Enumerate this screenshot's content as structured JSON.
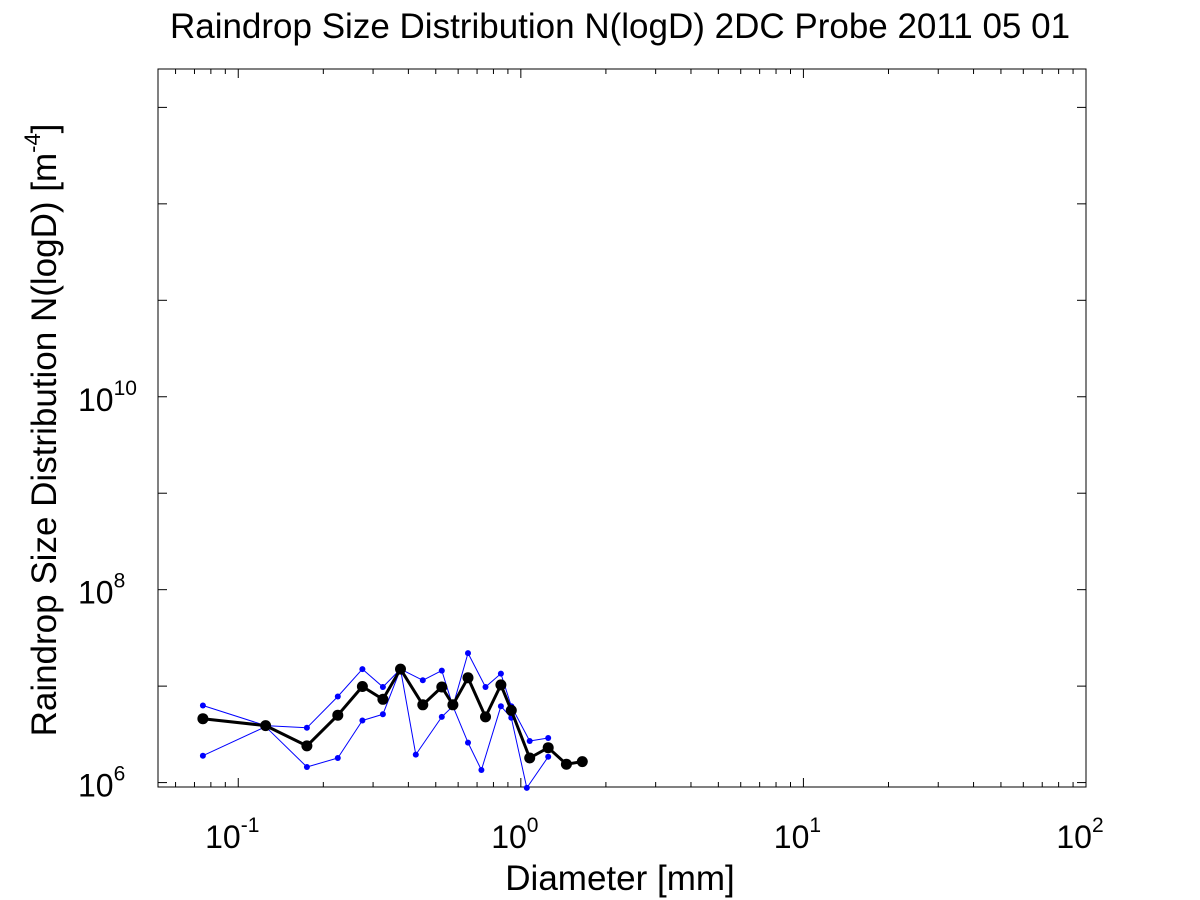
{
  "chart_data": {
    "type": "line",
    "title": "Raindrop Size Distribution N(logD) 2DC Probe 2011 05 01",
    "xlabel": "Diameter [mm]",
    "ylabel_main": "Raindrop Size Distribution N(logD) [m",
    "ylabel_exp": "-4",
    "ylabel_close": "]",
    "x_scale": "log",
    "y_scale": "log",
    "xlim": [
      0.052,
      100
    ],
    "ylim": [
      900000,
      25000000000000
    ],
    "grid": false,
    "x_ticks": [
      {
        "base": "10",
        "exp": "-1",
        "value": 0.1
      },
      {
        "base": "10",
        "exp": "0",
        "value": 1
      },
      {
        "base": "10",
        "exp": "1",
        "value": 10
      },
      {
        "base": "10",
        "exp": "2",
        "value": 100
      }
    ],
    "y_ticks": [
      {
        "base": "10",
        "exp": "6",
        "value": 1000000
      },
      {
        "base": "10",
        "exp": "8",
        "value": 100000000
      },
      {
        "base": "10",
        "exp": "10",
        "value": 10000000000
      }
    ],
    "series": [
      {
        "color": "#0000ff",
        "role": "upper bound",
        "points": [
          [
            0.075,
            6300000
          ],
          [
            0.125,
            3900000
          ],
          [
            0.175,
            3700000
          ],
          [
            0.225,
            7800000
          ],
          [
            0.275,
            15000000
          ],
          [
            0.325,
            9800000
          ],
          [
            0.375,
            15000000
          ],
          [
            0.45,
            11500000
          ],
          [
            0.525,
            14500000
          ],
          [
            0.575,
            6200000
          ],
          [
            0.65,
            22000000
          ],
          [
            0.75,
            9800000
          ],
          [
            0.85,
            13500000
          ],
          [
            0.925,
            6200000
          ],
          [
            1.075,
            2700000
          ],
          [
            1.25,
            2900000
          ]
        ]
      },
      {
        "color": "#0000ff",
        "role": "lower bound",
        "points": [
          [
            0.075,
            1900000
          ],
          [
            0.125,
            3800000
          ],
          [
            0.175,
            1450000
          ],
          [
            0.225,
            1800000
          ],
          [
            0.275,
            4400000
          ],
          [
            0.325,
            5100000
          ],
          [
            0.375,
            15000000
          ],
          [
            0.425,
            1950000
          ],
          [
            0.525,
            4800000
          ],
          [
            0.575,
            6200000
          ],
          [
            0.65,
            2600000
          ],
          [
            0.725,
            1350000
          ],
          [
            0.85,
            6200000
          ],
          [
            0.925,
            4700000
          ],
          [
            1.05,
            880000
          ],
          [
            1.25,
            1850000
          ]
        ]
      },
      {
        "color": "#000000",
        "role": "mean",
        "points": [
          [
            0.075,
            4600000
          ],
          [
            0.125,
            3900000
          ],
          [
            0.175,
            2400000
          ],
          [
            0.225,
            5000000
          ],
          [
            0.275,
            9900000
          ],
          [
            0.325,
            7300000
          ],
          [
            0.375,
            15000000
          ],
          [
            0.45,
            6400000
          ],
          [
            0.525,
            9800000
          ],
          [
            0.575,
            6400000
          ],
          [
            0.65,
            12200000
          ],
          [
            0.75,
            4800000
          ],
          [
            0.85,
            10300000
          ],
          [
            0.925,
            5600000
          ],
          [
            1.075,
            1800000
          ],
          [
            1.25,
            2300000
          ],
          [
            1.45,
            1550000
          ],
          [
            1.65,
            1650000
          ]
        ]
      }
    ]
  }
}
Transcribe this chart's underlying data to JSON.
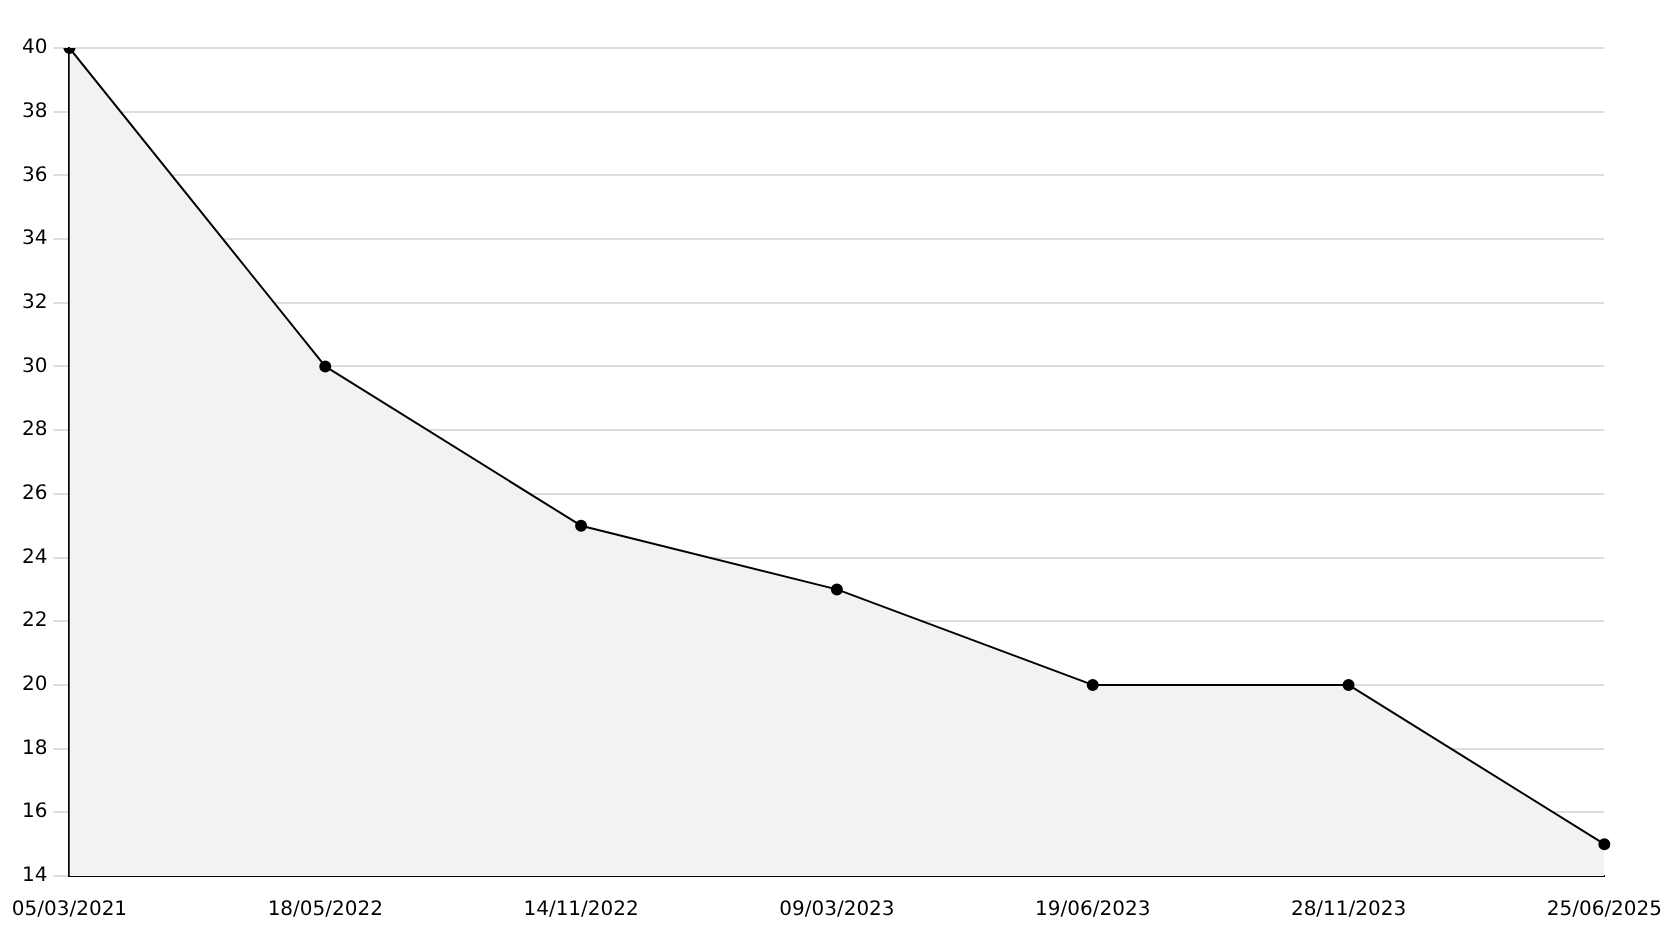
{
  "chart_data": {
    "type": "area",
    "categories": [
      "05/03/2021",
      "18/05/2022",
      "14/11/2022",
      "09/03/2023",
      "19/06/2023",
      "28/11/2023",
      "25/06/2025"
    ],
    "series": [
      {
        "color": "#000000",
        "values": [
          40,
          30,
          25,
          23,
          20,
          20,
          15
        ]
      }
    ],
    "ylim": [
      14,
      40
    ],
    "yticks": [
      14,
      16,
      18,
      20,
      22,
      24,
      26,
      28,
      30,
      32,
      34,
      36,
      38,
      40
    ],
    "grid": "y",
    "marker": "circle",
    "line_style": "solid"
  }
}
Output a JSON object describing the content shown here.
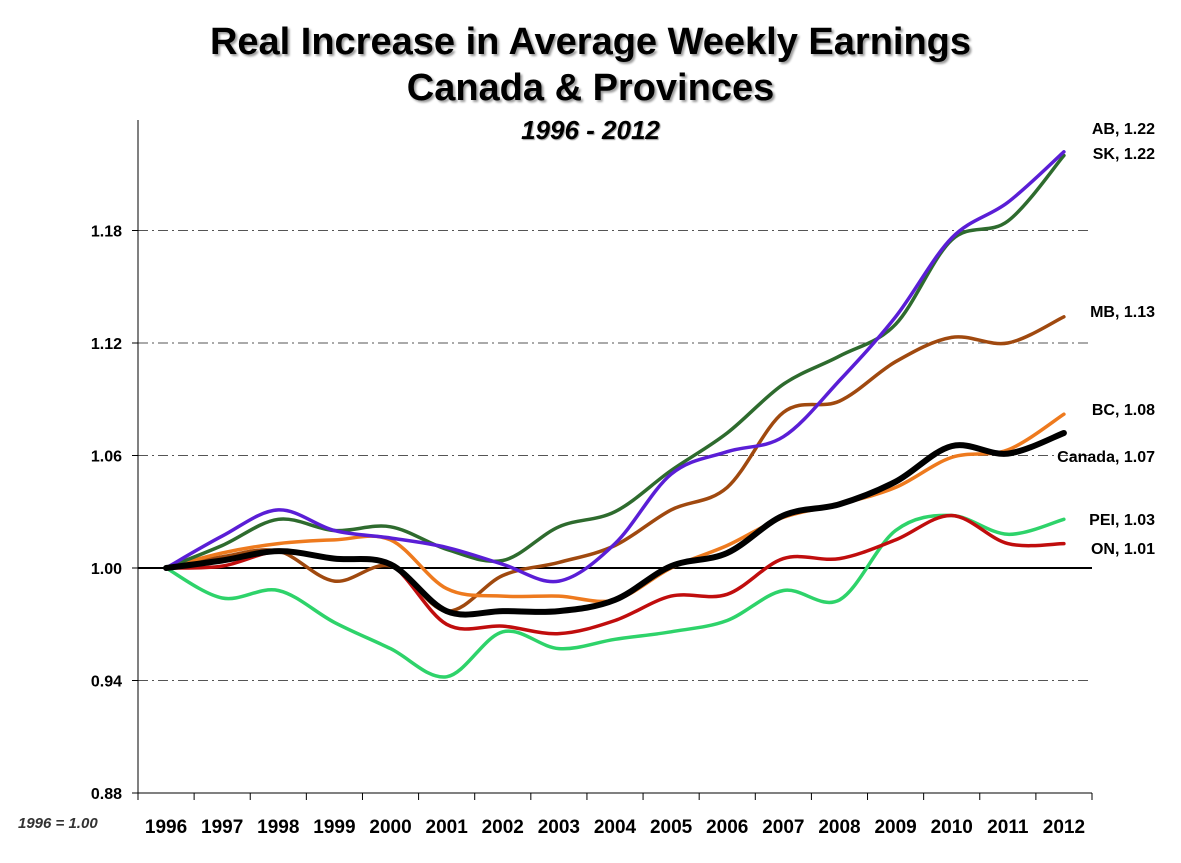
{
  "chart_data": {
    "type": "line",
    "title": "Real Increase in Average Weekly Earnings",
    "title_line2": "Canada & Provinces",
    "subtitle": "1996 - 2012",
    "base_note": "1996 = 1.00",
    "x": [
      "1996",
      "1997",
      "1998",
      "1999",
      "2000",
      "2001",
      "2002",
      "2003",
      "2004",
      "2005",
      "2006",
      "2007",
      "2008",
      "2009",
      "2010",
      "2011",
      "2012"
    ],
    "y_ticks": [
      "1.18",
      "1.12",
      "1.06",
      "1.00",
      "0.94",
      "0.88"
    ],
    "ylim": [
      0.88,
      1.24
    ],
    "baseline": 1.0,
    "grid": true,
    "series": [
      {
        "name": "AB",
        "end_label": "AB, 1.22",
        "color": "#5a1ed6",
        "values": [
          1.0,
          1.017,
          1.031,
          1.02,
          1.016,
          1.011,
          1.002,
          0.993,
          1.013,
          1.05,
          1.062,
          1.07,
          1.1,
          1.134,
          1.176,
          1.195,
          1.222
        ]
      },
      {
        "name": "SK",
        "end_label": "SK, 1.22",
        "color": "#2e6b2e",
        "values": [
          1.0,
          1.012,
          1.026,
          1.02,
          1.022,
          1.01,
          1.004,
          1.022,
          1.03,
          1.052,
          1.072,
          1.098,
          1.113,
          1.13,
          1.175,
          1.185,
          1.22
        ]
      },
      {
        "name": "MB",
        "end_label": "MB, 1.13",
        "color": "#a0490f",
        "values": [
          1.0,
          1.006,
          1.009,
          0.993,
          1.001,
          0.977,
          0.996,
          1.003,
          1.012,
          1.031,
          1.043,
          1.083,
          1.089,
          1.11,
          1.123,
          1.12,
          1.134
        ]
      },
      {
        "name": "BC",
        "end_label": "BC, 1.08",
        "color": "#ee7a1e",
        "values": [
          1.0,
          1.008,
          1.013,
          1.015,
          1.015,
          0.989,
          0.985,
          0.985,
          0.983,
          1.0,
          1.012,
          1.027,
          1.034,
          1.043,
          1.059,
          1.063,
          1.082
        ]
      },
      {
        "name": "Canada",
        "end_label": "Canada, 1.07",
        "color": "#000000",
        "values": [
          1.0,
          1.004,
          1.009,
          1.005,
          1.002,
          0.977,
          0.977,
          0.977,
          0.983,
          1.001,
          1.008,
          1.028,
          1.034,
          1.046,
          1.065,
          1.061,
          1.072
        ]
      },
      {
        "name": "PEI",
        "end_label": "PEI, 1.03",
        "color": "#2ed36a",
        "values": [
          1.0,
          0.984,
          0.988,
          0.971,
          0.957,
          0.942,
          0.966,
          0.957,
          0.962,
          0.966,
          0.972,
          0.988,
          0.983,
          1.02,
          1.028,
          1.018,
          1.026
        ]
      },
      {
        "name": "ON",
        "end_label": "ON, 1.01",
        "color": "#c00d0d",
        "values": [
          1.0,
          1.001,
          1.009,
          1.005,
          1.002,
          0.97,
          0.969,
          0.965,
          0.972,
          0.985,
          0.986,
          1.005,
          1.005,
          1.015,
          1.028,
          1.013,
          1.013
        ]
      }
    ]
  }
}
○ ○ ○ ○ ○ ○ ○
Work to complete: Print out the material word for word, omitting the pictures.

Task response:
Enumerate this screenshot's content as structured JSON.
{
  "chart_data": {
    "type": "line",
    "title": "Raindrop Size Distribution N(logD) 2DC Probe 2011 05 01",
    "xlabel": "Diameter [mm]",
    "ylabel_main": "Raindrop Size Distribution N(logD) [m",
    "ylabel_exp": "-4",
    "ylabel_close": "]",
    "x_scale": "log",
    "y_scale": "log",
    "xlim": [
      0.052,
      100
    ],
    "ylim": [
      900000,
      25000000000000
    ],
    "grid": false,
    "x_ticks": [
      {
        "base": "10",
        "exp": "-1",
        "value": 0.1
      },
      {
        "base": "10",
        "exp": "0",
        "value": 1
      },
      {
        "base": "10",
        "exp": "1",
        "value": 10
      },
      {
        "base": "10",
        "exp": "2",
        "value": 100
      }
    ],
    "y_ticks": [
      {
        "base": "10",
        "exp": "6",
        "value": 1000000
      },
      {
        "base": "10",
        "exp": "8",
        "value": 100000000
      },
      {
        "base": "10",
        "exp": "10",
        "value": 10000000000
      }
    ],
    "series": [
      {
        "color": "#0000ff",
        "role": "upper bound",
        "points": [
          [
            0.075,
            6300000
          ],
          [
            0.125,
            3900000
          ],
          [
            0.175,
            3700000
          ],
          [
            0.225,
            7800000
          ],
          [
            0.275,
            15000000
          ],
          [
            0.325,
            9800000
          ],
          [
            0.375,
            15000000
          ],
          [
            0.45,
            11500000
          ],
          [
            0.525,
            14500000
          ],
          [
            0.575,
            6200000
          ],
          [
            0.65,
            22000000
          ],
          [
            0.75,
            9800000
          ],
          [
            0.85,
            13500000
          ],
          [
            0.925,
            6200000
          ],
          [
            1.075,
            2700000
          ],
          [
            1.25,
            2900000
          ]
        ]
      },
      {
        "color": "#0000ff",
        "role": "lower bound",
        "points": [
          [
            0.075,
            1900000
          ],
          [
            0.125,
            3800000
          ],
          [
            0.175,
            1450000
          ],
          [
            0.225,
            1800000
          ],
          [
            0.275,
            4400000
          ],
          [
            0.325,
            5100000
          ],
          [
            0.375,
            15000000
          ],
          [
            0.425,
            1950000
          ],
          [
            0.525,
            4800000
          ],
          [
            0.575,
            6200000
          ],
          [
            0.65,
            2600000
          ],
          [
            0.725,
            1350000
          ],
          [
            0.85,
            6200000
          ],
          [
            0.925,
            4700000
          ],
          [
            1.05,
            880000
          ],
          [
            1.25,
            1850000
          ]
        ]
      },
      {
        "color": "#000000",
        "role": "mean",
        "points": [
          [
            0.075,
            4600000
          ],
          [
            0.125,
            3900000
          ],
          [
            0.175,
            2400000
          ],
          [
            0.225,
            5000000
          ],
          [
            0.275,
            9900000
          ],
          [
            0.325,
            7300000
          ],
          [
            0.375,
            15000000
          ],
          [
            0.45,
            6400000
          ],
          [
            0.525,
            9800000
          ],
          [
            0.575,
            6400000
          ],
          [
            0.65,
            12200000
          ],
          [
            0.75,
            4800000
          ],
          [
            0.85,
            10300000
          ],
          [
            0.925,
            5600000
          ],
          [
            1.075,
            1800000
          ],
          [
            1.25,
            2300000
          ],
          [
            1.45,
            1550000
          ],
          [
            1.65,
            1650000
          ]
        ]
      }
    ]
  }
}
Transcribe this chart's underlying data to JSON.
{
  "chart_data": {
    "type": "area",
    "categories": [
      "05/03/2021",
      "18/05/2022",
      "14/11/2022",
      "09/03/2023",
      "19/06/2023",
      "28/11/2023",
      "25/06/2025"
    ],
    "series": [
      {
        "color": "#000000",
        "values": [
          40,
          30,
          25,
          23,
          20,
          20,
          15
        ]
      }
    ],
    "ylim": [
      14,
      40
    ],
    "yticks": [
      14,
      16,
      18,
      20,
      22,
      24,
      26,
      28,
      30,
      32,
      34,
      36,
      38,
      40
    ],
    "grid": "y",
    "marker": "circle",
    "line_style": "solid"
  }
}
Output a JSON object describing the content shown here.
{
  "chart_data": {
    "type": "line",
    "title": "Real Increase in Average Weekly Earnings",
    "title_line2": "Canada & Provinces",
    "subtitle": "1996 - 2012",
    "base_note": "1996 = 1.00",
    "x": [
      "1996",
      "1997",
      "1998",
      "1999",
      "2000",
      "2001",
      "2002",
      "2003",
      "2004",
      "2005",
      "2006",
      "2007",
      "2008",
      "2009",
      "2010",
      "2011",
      "2012"
    ],
    "y_ticks": [
      "1.18",
      "1.12",
      "1.06",
      "1.00",
      "0.94",
      "0.88"
    ],
    "ylim": [
      0.88,
      1.24
    ],
    "baseline": 1.0,
    "grid": true,
    "series": [
      {
        "name": "AB",
        "end_label": "AB, 1.22",
        "color": "#5a1ed6",
        "values": [
          1.0,
          1.017,
          1.031,
          1.02,
          1.016,
          1.011,
          1.002,
          0.993,
          1.013,
          1.05,
          1.062,
          1.07,
          1.1,
          1.134,
          1.176,
          1.195,
          1.222
        ]
      },
      {
        "name": "SK",
        "end_label": "SK, 1.22",
        "color": "#2e6b2e",
        "values": [
          1.0,
          1.012,
          1.026,
          1.02,
          1.022,
          1.01,
          1.004,
          1.022,
          1.03,
          1.052,
          1.072,
          1.098,
          1.113,
          1.13,
          1.175,
          1.185,
          1.22
        ]
      },
      {
        "name": "MB",
        "end_label": "MB, 1.13",
        "color": "#a0490f",
        "values": [
          1.0,
          1.006,
          1.009,
          0.993,
          1.001,
          0.977,
          0.996,
          1.003,
          1.012,
          1.031,
          1.043,
          1.083,
          1.089,
          1.11,
          1.123,
          1.12,
          1.134
        ]
      },
      {
        "name": "BC",
        "end_label": "BC, 1.08",
        "color": "#ee7a1e",
        "values": [
          1.0,
          1.008,
          1.013,
          1.015,
          1.015,
          0.989,
          0.985,
          0.985,
          0.983,
          1.0,
          1.012,
          1.027,
          1.034,
          1.043,
          1.059,
          1.063,
          1.082
        ]
      },
      {
        "name": "Canada",
        "end_label": "Canada, 1.07",
        "color": "#000000",
        "values": [
          1.0,
          1.004,
          1.009,
          1.005,
          1.002,
          0.977,
          0.977,
          0.977,
          0.983,
          1.001,
          1.008,
          1.028,
          1.034,
          1.046,
          1.065,
          1.061,
          1.072
        ]
      },
      {
        "name": "PEI",
        "end_label": "PEI, 1.03",
        "color": "#2ed36a",
        "values": [
          1.0,
          0.984,
          0.988,
          0.971,
          0.957,
          0.942,
          0.966,
          0.957,
          0.962,
          0.966,
          0.972,
          0.988,
          0.983,
          1.02,
          1.028,
          1.018,
          1.026
        ]
      },
      {
        "name": "ON",
        "end_label": "ON, 1.01",
        "color": "#c00d0d",
        "values": [
          1.0,
          1.001,
          1.009,
          1.005,
          1.002,
          0.97,
          0.969,
          0.965,
          0.972,
          0.985,
          0.986,
          1.005,
          1.005,
          1.015,
          1.028,
          1.013,
          1.013
        ]
      }
    ]
  }
}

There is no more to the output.